» **Extracted records**:

------------------------------------------------

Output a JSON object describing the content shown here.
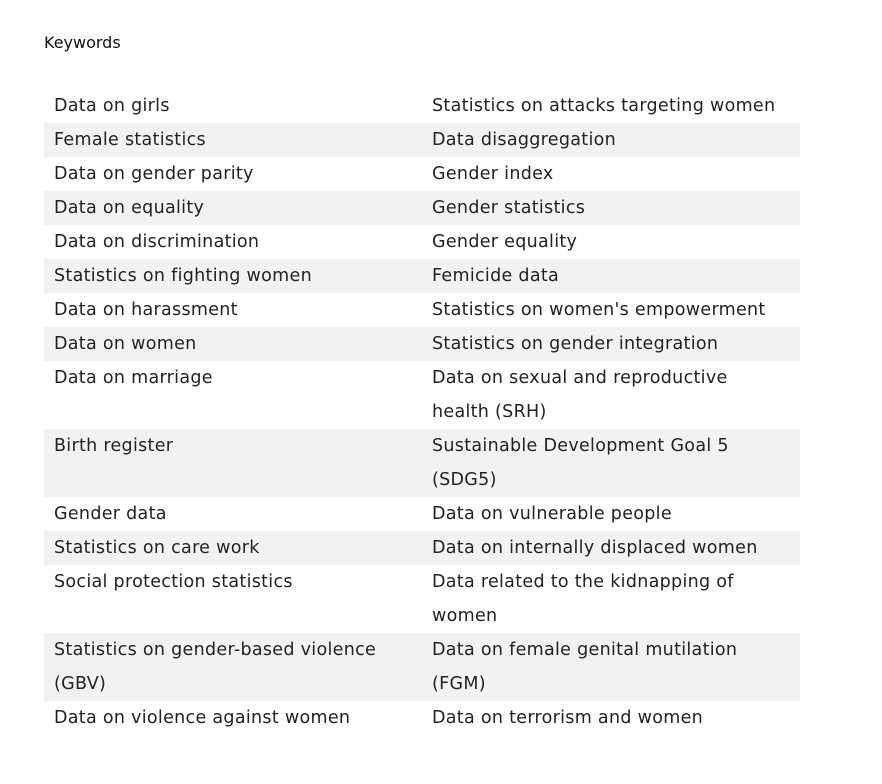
{
  "document": {
    "heading": "Keywords",
    "rows": [
      [
        "Data on girls",
        "Statistics on attacks targeting women"
      ],
      [
        "Female statistics",
        "Data disaggregation"
      ],
      [
        "Data on gender parity",
        "Gender index"
      ],
      [
        "Data on equality",
        "Gender statistics"
      ],
      [
        "Data on discrimination",
        "Gender equality"
      ],
      [
        "Statistics on fighting women",
        "Femicide data"
      ],
      [
        "Data on harassment",
        "Statistics on women's empowerment"
      ],
      [
        "Data on women",
        "Statistics on gender integration"
      ],
      [
        "Data on marriage",
        "Data on sexual and reproductive health (SRH)"
      ],
      [
        "Birth register",
        "Sustainable Development Goal 5 (SDG5)"
      ],
      [
        "Gender data",
        "Data on vulnerable people"
      ],
      [
        "Statistics on care work",
        "Data on internally displaced women"
      ],
      [
        "Social protection statistics",
        "Data related to the kidnapping of women"
      ],
      [
        "Statistics on gender-based violence (GBV)",
        "Data on female genital mutilation (FGM)"
      ],
      [
        "Data on violence against women",
        "Data on terrorism and women"
      ]
    ],
    "row_shading_color": "#f2f2f2"
  }
}
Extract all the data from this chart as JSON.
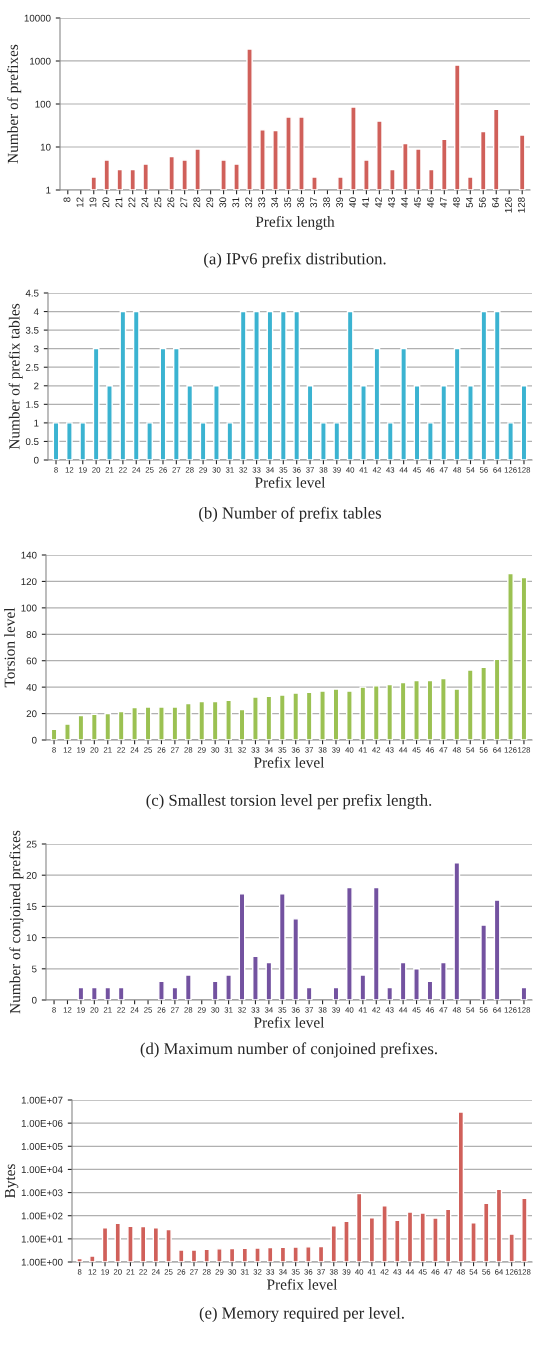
{
  "chart_data": [
    {
      "type": "bar",
      "title": "(a) IPv6 prefix distribution.",
      "xlabel": "Prefix length",
      "ylabel": "Number of prefixes",
      "log": "y",
      "grid": "y",
      "color": "#d0605a",
      "categories": [
        "8",
        "12",
        "19",
        "20",
        "21",
        "22",
        "24",
        "25",
        "26",
        "27",
        "28",
        "29",
        "30",
        "31",
        "32",
        "33",
        "34",
        "35",
        "36",
        "37",
        "38",
        "39",
        "40",
        "41",
        "42",
        "43",
        "44",
        "45",
        "46",
        "47",
        "48",
        "54",
        "56",
        "64",
        "126",
        "128"
      ],
      "values": [
        null,
        null,
        2,
        5,
        3,
        3,
        4,
        null,
        6,
        5,
        9,
        null,
        5,
        4,
        1900,
        25,
        24,
        50,
        50,
        2,
        null,
        2,
        85,
        5,
        40,
        3,
        12,
        9,
        3,
        15,
        800,
        2,
        23,
        75,
        null,
        19
      ],
      "ylim": [
        1,
        10000
      ],
      "yticks": [
        1,
        10,
        100,
        1000,
        10000
      ]
    },
    {
      "type": "bar",
      "title": "(b) Number of prefix tables",
      "xlabel": "Prefix level",
      "ylabel": "Number of prefix tables",
      "grid": "y",
      "color": "#3bb3d1",
      "categories": [
        "8",
        "12",
        "19",
        "20",
        "21",
        "22",
        "24",
        "25",
        "26",
        "27",
        "28",
        "29",
        "30",
        "31",
        "32",
        "33",
        "34",
        "35",
        "36",
        "37",
        "38",
        "39",
        "40",
        "41",
        "42",
        "43",
        "44",
        "45",
        "46",
        "47",
        "48",
        "54",
        "56",
        "64",
        "126",
        "128"
      ],
      "values": [
        1,
        1,
        1,
        3,
        2,
        4,
        4,
        1,
        3,
        3,
        2,
        1,
        2,
        1,
        4,
        4,
        4,
        4,
        4,
        2,
        1,
        1,
        4,
        2,
        3,
        1,
        3,
        2,
        1,
        2,
        3,
        2,
        4,
        4,
        1,
        2
      ],
      "ylim": [
        0,
        4.5
      ],
      "yticks": [
        0,
        0.5,
        1,
        1.5,
        2,
        2.5,
        3,
        3.5,
        4,
        4.5
      ]
    },
    {
      "type": "bar",
      "title": "(c) Smallest torsion level per prefix length.",
      "xlabel": "Prefix level",
      "ylabel": "Torsion level",
      "grid": "y",
      "color": "#9bc152",
      "categories": [
        "8",
        "12",
        "19",
        "20",
        "21",
        "22",
        "24",
        "25",
        "26",
        "27",
        "28",
        "29",
        "30",
        "31",
        "32",
        "33",
        "34",
        "35",
        "36",
        "37",
        "38",
        "39",
        "40",
        "41",
        "42",
        "43",
        "44",
        "45",
        "46",
        "47",
        "48",
        "54",
        "56",
        "64",
        "126",
        "128"
      ],
      "values": [
        8,
        12,
        18.5,
        19.5,
        20,
        21.5,
        24.5,
        25,
        25,
        25,
        27.5,
        29,
        29,
        30,
        23,
        32.5,
        33,
        34,
        35.5,
        36,
        37,
        38.5,
        37,
        40,
        41,
        42,
        43.5,
        45,
        45,
        46.5,
        38.5,
        53,
        55,
        61,
        126,
        123
      ],
      "ylim": [
        0,
        140
      ],
      "yticks": [
        0,
        20,
        40,
        60,
        80,
        100,
        120,
        140
      ]
    },
    {
      "type": "bar",
      "title": "(d) Maximum number of conjoined prefixes.",
      "xlabel": "Prefix level",
      "ylabel": "Number of conjoined prefixes",
      "grid": "y",
      "color": "#7352a0",
      "categories": [
        "8",
        "12",
        "19",
        "20",
        "21",
        "22",
        "24",
        "25",
        "26",
        "27",
        "28",
        "29",
        "30",
        "31",
        "32",
        "33",
        "34",
        "35",
        "36",
        "37",
        "38",
        "39",
        "40",
        "41",
        "42",
        "43",
        "44",
        "45",
        "46",
        "47",
        "48",
        "54",
        "56",
        "64",
        "126",
        "128"
      ],
      "values": [
        null,
        null,
        2,
        2,
        2,
        2,
        null,
        null,
        3,
        2,
        4,
        null,
        3,
        4,
        17,
        7,
        6,
        17,
        13,
        2,
        null,
        2,
        18,
        4,
        18,
        2,
        6,
        5,
        3,
        6,
        22,
        null,
        12,
        16,
        null,
        2
      ],
      "ylim": [
        0,
        25
      ],
      "yticks": [
        0,
        5,
        10,
        15,
        20,
        25
      ]
    },
    {
      "type": "bar",
      "title": "(e) Memory required per level.",
      "xlabel": "Prefix level",
      "ylabel": "Bytes",
      "log": "y",
      "grid": "y",
      "color": "#d0605a",
      "categories": [
        "8",
        "12",
        "19",
        "20",
        "21",
        "22",
        "24",
        "25",
        "26",
        "27",
        "28",
        "29",
        "30",
        "31",
        "32",
        "33",
        "34",
        "35",
        "36",
        "37",
        "38",
        "39",
        "40",
        "41",
        "42",
        "43",
        "44",
        "45",
        "46",
        "47",
        "48",
        "54",
        "56",
        "64",
        "126",
        "128"
      ],
      "values": [
        1.4,
        1.8,
        30,
        47,
        35,
        34,
        30,
        25,
        3.3,
        3.3,
        3.5,
        3.7,
        3.8,
        3.9,
        4,
        4.2,
        4.3,
        4.4,
        4.5,
        4.7,
        37,
        58,
        900,
        82,
        270,
        63,
        145,
        130,
        80,
        190,
        3000000,
        50,
        340,
        1400,
        16,
        560
      ],
      "ylim": [
        1,
        10000000
      ],
      "yticks": [
        {
          "value": 1,
          "label": "1.00E+00"
        },
        {
          "value": 10,
          "label": "1.00E+01"
        },
        {
          "value": 100,
          "label": "1.00E+02"
        },
        {
          "value": 1000,
          "label": "1.00E+03"
        },
        {
          "value": 10000,
          "label": "1.00E+04"
        },
        {
          "value": 100000,
          "label": "1.00E+05"
        },
        {
          "value": 1000000,
          "label": "1.00E+06"
        },
        {
          "value": 10000000,
          "label": "1.00E+07"
        }
      ]
    }
  ]
}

------------------------------------------------

» **Goal**: Transcribe all the records above word for word, without their images.

» **Task output**:
Output a JSON object describing the content shown here.
{
  "document": {
    "heading": "Keywords",
    "rows": [
      [
        "Data on girls",
        "Statistics on attacks targeting women"
      ],
      [
        "Female statistics",
        "Data disaggregation"
      ],
      [
        "Data on gender parity",
        "Gender index"
      ],
      [
        "Data on equality",
        "Gender statistics"
      ],
      [
        "Data on discrimination",
        "Gender equality"
      ],
      [
        "Statistics on fighting women",
        "Femicide data"
      ],
      [
        "Data on harassment",
        "Statistics on women's empowerment"
      ],
      [
        "Data on women",
        "Statistics on gender integration"
      ],
      [
        "Data on marriage",
        "Data on sexual and reproductive health (SRH)"
      ],
      [
        "Birth register",
        "Sustainable Development Goal 5 (SDG5)"
      ],
      [
        "Gender data",
        "Data on vulnerable people"
      ],
      [
        "Statistics on care work",
        "Data on internally displaced women"
      ],
      [
        "Social protection statistics",
        "Data related to the kidnapping of women"
      ],
      [
        "Statistics on gender-based violence (GBV)",
        "Data on female genital mutilation (FGM)"
      ],
      [
        "Data on violence against women",
        "Data on terrorism and women"
      ]
    ],
    "row_shading_color": "#f2f2f2"
  }
}
Extract all the data from this chart as JSON.
{
  "chart_data": [
    {
      "type": "bar",
      "title": "(a) IPv6 prefix distribution.",
      "xlabel": "Prefix length",
      "ylabel": "Number of prefixes",
      "log": "y",
      "grid": "y",
      "color": "#d0605a",
      "categories": [
        "8",
        "12",
        "19",
        "20",
        "21",
        "22",
        "24",
        "25",
        "26",
        "27",
        "28",
        "29",
        "30",
        "31",
        "32",
        "33",
        "34",
        "35",
        "36",
        "37",
        "38",
        "39",
        "40",
        "41",
        "42",
        "43",
        "44",
        "45",
        "46",
        "47",
        "48",
        "54",
        "56",
        "64",
        "126",
        "128"
      ],
      "values": [
        null,
        null,
        2,
        5,
        3,
        3,
        4,
        null,
        6,
        5,
        9,
        null,
        5,
        4,
        1900,
        25,
        24,
        50,
        50,
        2,
        null,
        2,
        85,
        5,
        40,
        3,
        12,
        9,
        3,
        15,
        800,
        2,
        23,
        75,
        null,
        19
      ],
      "ylim": [
        1,
        10000
      ],
      "yticks": [
        1,
        10,
        100,
        1000,
        10000
      ]
    },
    {
      "type": "bar",
      "title": "(b) Number of prefix tables",
      "xlabel": "Prefix level",
      "ylabel": "Number of prefix tables",
      "grid": "y",
      "color": "#3bb3d1",
      "categories": [
        "8",
        "12",
        "19",
        "20",
        "21",
        "22",
        "24",
        "25",
        "26",
        "27",
        "28",
        "29",
        "30",
        "31",
        "32",
        "33",
        "34",
        "35",
        "36",
        "37",
        "38",
        "39",
        "40",
        "41",
        "42",
        "43",
        "44",
        "45",
        "46",
        "47",
        "48",
        "54",
        "56",
        "64",
        "126",
        "128"
      ],
      "values": [
        1,
        1,
        1,
        3,
        2,
        4,
        4,
        1,
        3,
        3,
        2,
        1,
        2,
        1,
        4,
        4,
        4,
        4,
        4,
        2,
        1,
        1,
        4,
        2,
        3,
        1,
        3,
        2,
        1,
        2,
        3,
        2,
        4,
        4,
        1,
        2
      ],
      "ylim": [
        0,
        4.5
      ],
      "yticks": [
        0,
        0.5,
        1,
        1.5,
        2,
        2.5,
        3,
        3.5,
        4,
        4.5
      ]
    },
    {
      "type": "bar",
      "title": "(c) Smallest torsion level per prefix length.",
      "xlabel": "Prefix level",
      "ylabel": "Torsion level",
      "grid": "y",
      "color": "#9bc152",
      "categories": [
        "8",
        "12",
        "19",
        "20",
        "21",
        "22",
        "24",
        "25",
        "26",
        "27",
        "28",
        "29",
        "30",
        "31",
        "32",
        "33",
        "34",
        "35",
        "36",
        "37",
        "38",
        "39",
        "40",
        "41",
        "42",
        "43",
        "44",
        "45",
        "46",
        "47",
        "48",
        "54",
        "56",
        "64",
        "126",
        "128"
      ],
      "values": [
        8,
        12,
        18.5,
        19.5,
        20,
        21.5,
        24.5,
        25,
        25,
        25,
        27.5,
        29,
        29,
        30,
        23,
        32.5,
        33,
        34,
        35.5,
        36,
        37,
        38.5,
        37,
        40,
        41,
        42,
        43.5,
        45,
        45,
        46.5,
        38.5,
        53,
        55,
        61,
        126,
        123
      ],
      "ylim": [
        0,
        140
      ],
      "yticks": [
        0,
        20,
        40,
        60,
        80,
        100,
        120,
        140
      ]
    },
    {
      "type": "bar",
      "title": "(d) Maximum number of conjoined prefixes.",
      "xlabel": "Prefix level",
      "ylabel": "Number of conjoined prefixes",
      "grid": "y",
      "color": "#7352a0",
      "categories": [
        "8",
        "12",
        "19",
        "20",
        "21",
        "22",
        "24",
        "25",
        "26",
        "27",
        "28",
        "29",
        "30",
        "31",
        "32",
        "33",
        "34",
        "35",
        "36",
        "37",
        "38",
        "39",
        "40",
        "41",
        "42",
        "43",
        "44",
        "45",
        "46",
        "47",
        "48",
        "54",
        "56",
        "64",
        "126",
        "128"
      ],
      "values": [
        null,
        null,
        2,
        2,
        2,
        2,
        null,
        null,
        3,
        2,
        4,
        null,
        3,
        4,
        17,
        7,
        6,
        17,
        13,
        2,
        null,
        2,
        18,
        4,
        18,
        2,
        6,
        5,
        3,
        6,
        22,
        null,
        12,
        16,
        null,
        2
      ],
      "ylim": [
        0,
        25
      ],
      "yticks": [
        0,
        5,
        10,
        15,
        20,
        25
      ]
    },
    {
      "type": "bar",
      "title": "(e) Memory required per level.",
      "xlabel": "Prefix level",
      "ylabel": "Bytes",
      "log": "y",
      "grid": "y",
      "color": "#d0605a",
      "categories": [
        "8",
        "12",
        "19",
        "20",
        "21",
        "22",
        "24",
        "25",
        "26",
        "27",
        "28",
        "29",
        "30",
        "31",
        "32",
        "33",
        "34",
        "35",
        "36",
        "37",
        "38",
        "39",
        "40",
        "41",
        "42",
        "43",
        "44",
        "45",
        "46",
        "47",
        "48",
        "54",
        "56",
        "64",
        "126",
        "128"
      ],
      "values": [
        1.4,
        1.8,
        30,
        47,
        35,
        34,
        30,
        25,
        3.3,
        3.3,
        3.5,
        3.7,
        3.8,
        3.9,
        4,
        4.2,
        4.3,
        4.4,
        4.5,
        4.7,
        37,
        58,
        900,
        82,
        270,
        63,
        145,
        130,
        80,
        190,
        3000000,
        50,
        340,
        1400,
        16,
        560
      ],
      "ylim": [
        1,
        10000000
      ],
      "yticks": [
        {
          "value": 1,
          "label": "1.00E+00"
        },
        {
          "value": 10,
          "label": "1.00E+01"
        },
        {
          "value": 100,
          "label": "1.00E+02"
        },
        {
          "value": 1000,
          "label": "1.00E+03"
        },
        {
          "value": 10000,
          "label": "1.00E+04"
        },
        {
          "value": 100000,
          "label": "1.00E+05"
        },
        {
          "value": 1000000,
          "label": "1.00E+06"
        },
        {
          "value": 10000000,
          "label": "1.00E+07"
        }
      ]
    }
  ]
}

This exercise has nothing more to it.